:: EXERCISE PROMPT ::
Reproduce the entries exactly.

:: RECORDS FOR PROCESSING ::
((

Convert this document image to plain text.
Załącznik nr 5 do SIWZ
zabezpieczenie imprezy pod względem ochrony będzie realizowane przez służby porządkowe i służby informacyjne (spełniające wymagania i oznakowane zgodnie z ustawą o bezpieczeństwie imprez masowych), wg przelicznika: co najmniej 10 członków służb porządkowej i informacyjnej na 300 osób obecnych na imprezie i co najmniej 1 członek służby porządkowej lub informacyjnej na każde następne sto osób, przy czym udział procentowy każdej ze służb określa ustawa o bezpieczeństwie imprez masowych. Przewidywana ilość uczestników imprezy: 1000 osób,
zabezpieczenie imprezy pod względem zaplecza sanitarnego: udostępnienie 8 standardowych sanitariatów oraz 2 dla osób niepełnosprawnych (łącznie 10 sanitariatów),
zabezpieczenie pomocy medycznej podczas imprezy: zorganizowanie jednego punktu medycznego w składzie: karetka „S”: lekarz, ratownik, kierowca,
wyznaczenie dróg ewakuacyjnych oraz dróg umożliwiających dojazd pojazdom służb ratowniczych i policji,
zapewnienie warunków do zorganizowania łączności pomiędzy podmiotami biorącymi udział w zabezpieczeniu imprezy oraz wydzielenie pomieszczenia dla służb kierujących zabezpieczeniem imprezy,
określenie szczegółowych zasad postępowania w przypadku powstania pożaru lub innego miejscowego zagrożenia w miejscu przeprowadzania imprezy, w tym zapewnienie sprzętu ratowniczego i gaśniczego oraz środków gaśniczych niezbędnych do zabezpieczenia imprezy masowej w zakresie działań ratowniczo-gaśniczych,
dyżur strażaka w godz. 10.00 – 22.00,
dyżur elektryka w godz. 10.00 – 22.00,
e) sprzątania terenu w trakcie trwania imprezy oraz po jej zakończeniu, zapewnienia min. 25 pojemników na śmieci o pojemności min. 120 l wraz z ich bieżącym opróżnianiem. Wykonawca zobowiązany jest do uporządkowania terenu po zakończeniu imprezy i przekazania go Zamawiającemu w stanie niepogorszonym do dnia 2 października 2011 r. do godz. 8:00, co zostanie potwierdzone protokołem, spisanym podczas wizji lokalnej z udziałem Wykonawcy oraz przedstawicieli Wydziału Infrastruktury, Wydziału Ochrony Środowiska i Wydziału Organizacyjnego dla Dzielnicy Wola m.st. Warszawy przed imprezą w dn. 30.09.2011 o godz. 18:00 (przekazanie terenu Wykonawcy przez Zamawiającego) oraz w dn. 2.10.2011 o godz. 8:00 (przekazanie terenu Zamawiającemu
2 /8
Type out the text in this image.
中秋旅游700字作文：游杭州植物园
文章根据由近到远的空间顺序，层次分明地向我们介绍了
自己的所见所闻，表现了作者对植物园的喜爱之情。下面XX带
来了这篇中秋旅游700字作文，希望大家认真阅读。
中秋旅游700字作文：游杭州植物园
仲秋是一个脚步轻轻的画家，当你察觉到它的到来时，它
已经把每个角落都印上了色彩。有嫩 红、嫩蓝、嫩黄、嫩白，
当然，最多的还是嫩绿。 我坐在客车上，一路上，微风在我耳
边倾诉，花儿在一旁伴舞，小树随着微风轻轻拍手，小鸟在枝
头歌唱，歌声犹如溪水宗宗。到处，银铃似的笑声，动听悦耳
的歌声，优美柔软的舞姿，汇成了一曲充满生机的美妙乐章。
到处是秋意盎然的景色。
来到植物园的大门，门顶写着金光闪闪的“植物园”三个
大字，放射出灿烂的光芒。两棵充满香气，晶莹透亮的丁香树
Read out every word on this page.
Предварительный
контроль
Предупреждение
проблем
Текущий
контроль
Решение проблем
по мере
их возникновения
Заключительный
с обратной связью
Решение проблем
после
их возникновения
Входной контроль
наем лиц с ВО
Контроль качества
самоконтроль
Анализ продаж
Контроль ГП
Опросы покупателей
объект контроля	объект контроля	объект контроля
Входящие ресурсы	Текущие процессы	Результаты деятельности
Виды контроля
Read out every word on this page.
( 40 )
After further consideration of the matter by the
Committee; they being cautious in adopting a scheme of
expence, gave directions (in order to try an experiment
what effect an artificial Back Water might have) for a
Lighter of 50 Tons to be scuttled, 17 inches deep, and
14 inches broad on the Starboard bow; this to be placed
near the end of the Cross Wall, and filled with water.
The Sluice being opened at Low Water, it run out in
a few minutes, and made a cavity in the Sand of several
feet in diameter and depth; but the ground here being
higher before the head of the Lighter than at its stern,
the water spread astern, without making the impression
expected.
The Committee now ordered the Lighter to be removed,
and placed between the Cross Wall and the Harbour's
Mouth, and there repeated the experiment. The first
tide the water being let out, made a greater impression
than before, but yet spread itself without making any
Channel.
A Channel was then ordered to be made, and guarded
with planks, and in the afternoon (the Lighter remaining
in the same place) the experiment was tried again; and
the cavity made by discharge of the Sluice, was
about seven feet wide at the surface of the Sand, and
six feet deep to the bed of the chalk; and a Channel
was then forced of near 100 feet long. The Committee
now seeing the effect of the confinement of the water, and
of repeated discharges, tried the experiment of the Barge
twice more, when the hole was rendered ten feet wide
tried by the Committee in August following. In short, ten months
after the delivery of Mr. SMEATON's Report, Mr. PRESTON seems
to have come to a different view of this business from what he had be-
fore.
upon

))

:: FINAL RESULT ::
Convert this document image to plain text.
Załącznik nr 5 do SIWZ
zabezpieczenie imprezy pod względem ochrony będzie realizowane przez służby porządkowe i służby informacyjne (spełniające wymagania i oznakowane zgodnie z ustawą o bezpieczeństwie imprez masowych), wg przelicznika: co najmniej 10 członków służb porządkowej i informacyjnej na 300 osób obecnych na imprezie i co najmniej 1 członek służby porządkowej lub informacyjnej na każde następne sto osób, przy czym udział procentowy każdej ze służb określa ustawa o bezpieczeństwie imprez masowych. Przewidywana ilość uczestników imprezy: 1000 osób,
zabezpieczenie imprezy pod względem zaplecza sanitarnego: udostępnienie 8 standardowych sanitariatów oraz 2 dla osób niepełnosprawnych (łącznie 10 sanitariatów),
zabezpieczenie pomocy medycznej podczas imprezy: zorganizowanie jednego punktu medycznego w składzie: karetka „S”: lekarz, ratownik, kierowca,
wyznaczenie dróg ewakuacyjnych oraz dróg umożliwiających dojazd pojazdom służb ratowniczych i policji,
zapewnienie warunków do zorganizowania łączności pomiędzy podmiotami biorącymi udział w zabezpieczeniu imprezy oraz wydzielenie pomieszczenia dla służb kierujących zabezpieczeniem imprezy,
określenie szczegółowych zasad postępowania w przypadku powstania pożaru lub innego miejscowego zagrożenia w miejscu przeprowadzania imprezy, w tym zapewnienie sprzętu ratowniczego i gaśniczego oraz środków gaśniczych niezbędnych do zabezpieczenia imprezy masowej w zakresie działań ratowniczo-gaśniczych,
dyżur strażaka w godz. 10.00 – 22.00,
dyżur elektryka w godz. 10.00 – 22.00,
e) sprzątania terenu w trakcie trwania imprezy oraz po jej zakończeniu, zapewnienia min. 25 pojemników na śmieci o pojemności min. 120 l wraz z ich bieżącym opróżnianiem. Wykonawca zobowiązany jest do uporządkowania terenu po zakończeniu imprezy i przekazania go Zamawiającemu w stanie niepogorszonym do dnia 2 października 2011 r. do godz. 8:00, co zostanie potwierdzone protokołem, spisanym podczas wizji lokalnej z udziałem Wykonawcy oraz przedstawicieli Wydziału Infrastruktury, Wydziału Ochrony Środowiska i Wydziału Organizacyjnego dla Dzielnicy Wola m.st. Warszawy przed imprezą w dn. 30.09.2011 o godz. 18:00 (przekazanie terenu Wykonawcy przez Zamawiającego) oraz w dn. 2.10.2011 o godz. 8:00 (przekazanie terenu Zamawiającemu
2 /8
Type out the text in this image.
中秋旅游700字作文：游杭州植物园
文章根据由近到远的空间顺序，层次分明地向我们介绍了
自己的所见所闻，表现了作者对植物园的喜爱之情。下面XX带
来了这篇中秋旅游700字作文，希望大家认真阅读。
中秋旅游700字作文：游杭州植物园
仲秋是一个脚步轻轻的画家，当你察觉到它的到来时，它
已经把每个角落都印上了色彩。有嫩 红、嫩蓝、嫩黄、嫩白，
当然，最多的还是嫩绿。 我坐在客车上，一路上，微风在我耳
边倾诉，花儿在一旁伴舞，小树随着微风轻轻拍手，小鸟在枝
头歌唱，歌声犹如溪水宗宗。到处，银铃似的笑声，动听悦耳
的歌声，优美柔软的舞姿，汇成了一曲充满生机的美妙乐章。
到处是秋意盎然的景色。
来到植物园的大门，门顶写着金光闪闪的“植物园”三个
大字，放射出灿烂的光芒。两棵充满香气，晶莹透亮的丁香树
Read out every word on this page.
Предварительный
контроль
Предупреждение
проблем
Текущий
контроль
Решение проблем
по мере
их возникновения
Заключительный
с обратной связью
Решение проблем
после
их возникновения
Входной контроль
наем лиц с ВО
Контроль качества
самоконтроль
Анализ продаж
Контроль ГП
Опросы покупателей
объект контроля	объект контроля	объект контроля
Входящие ресурсы	Текущие процессы	Результаты деятельности
Виды контроля
Read out every word on this page.
( 40 )
After further consideration of the matter by the
Committee; they being cautious in adopting a scheme of
expence, gave directions (in order to try an experiment
what effect an artificial Back Water might have) for a
Lighter of 50 Tons to be scuttled, 17 inches deep, and
14 inches broad on the Starboard bow; this to be placed
near the end of the Cross Wall, and filled with water.
The Sluice being opened at Low Water, it run out in
a few minutes, and made a cavity in the Sand of several
feet in diameter and depth; but the ground here being
higher before the head of the Lighter than at its stern,
the water spread astern, without making the impression
expected.
The Committee now ordered the Lighter to be removed,
and placed between the Cross Wall and the Harbour's
Mouth, and there repeated the experiment. The first
tide the water being let out, made a greater impression
than before, but yet spread itself without making any
Channel.
A Channel was then ordered to be made, and guarded
with planks, and in the afternoon (the Lighter remaining
in the same place) the experiment was tried again; and
the cavity made by discharge of the Sluice, was
about seven feet wide at the surface of the Sand, and
six feet deep to the bed of the chalk; and a Channel
was then forced of near 100 feet long. The Committee
now seeing the effect of the confinement of the water, and
of repeated discharges, tried the experiment of the Barge
twice more, when the hole was rendered ten feet wide
tried by the Committee in August following. In short, ten months
after the delivery of Mr. SMEATON's Report, Mr. PRESTON seems
to have come to a different view of this business from what he had be-
fore.
upon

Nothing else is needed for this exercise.